◆ **AIM OF THE TASK**
List all lines of the data that include the string "conditions".
══════
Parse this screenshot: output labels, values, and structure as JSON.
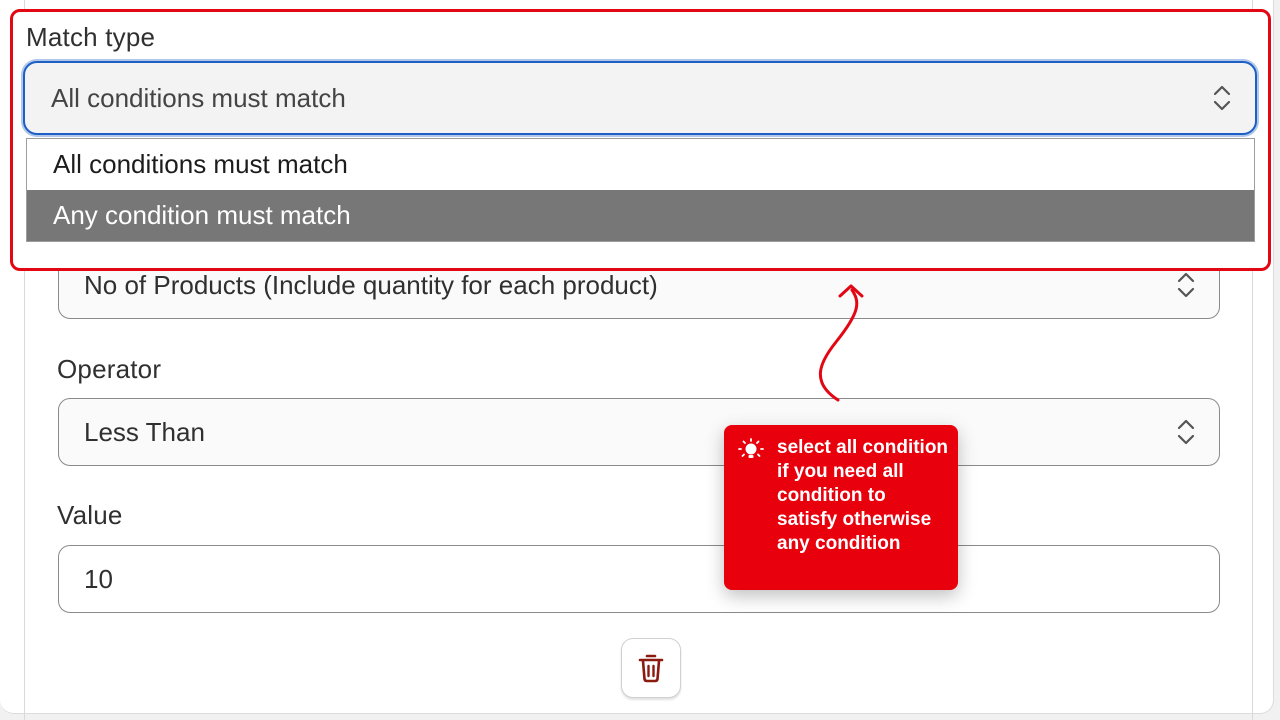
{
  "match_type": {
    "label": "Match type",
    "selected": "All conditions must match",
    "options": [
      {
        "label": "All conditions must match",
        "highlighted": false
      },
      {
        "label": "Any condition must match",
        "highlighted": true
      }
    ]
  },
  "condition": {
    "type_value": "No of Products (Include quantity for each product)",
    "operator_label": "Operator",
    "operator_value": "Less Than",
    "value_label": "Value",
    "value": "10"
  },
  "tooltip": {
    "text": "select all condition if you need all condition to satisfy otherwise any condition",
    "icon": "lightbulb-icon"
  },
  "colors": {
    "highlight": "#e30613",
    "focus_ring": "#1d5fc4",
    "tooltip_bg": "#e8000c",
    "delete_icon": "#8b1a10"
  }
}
══════
◆ **WORKED ANSWER**
    "selected": "All conditions must match",
        "label": "All conditions must match",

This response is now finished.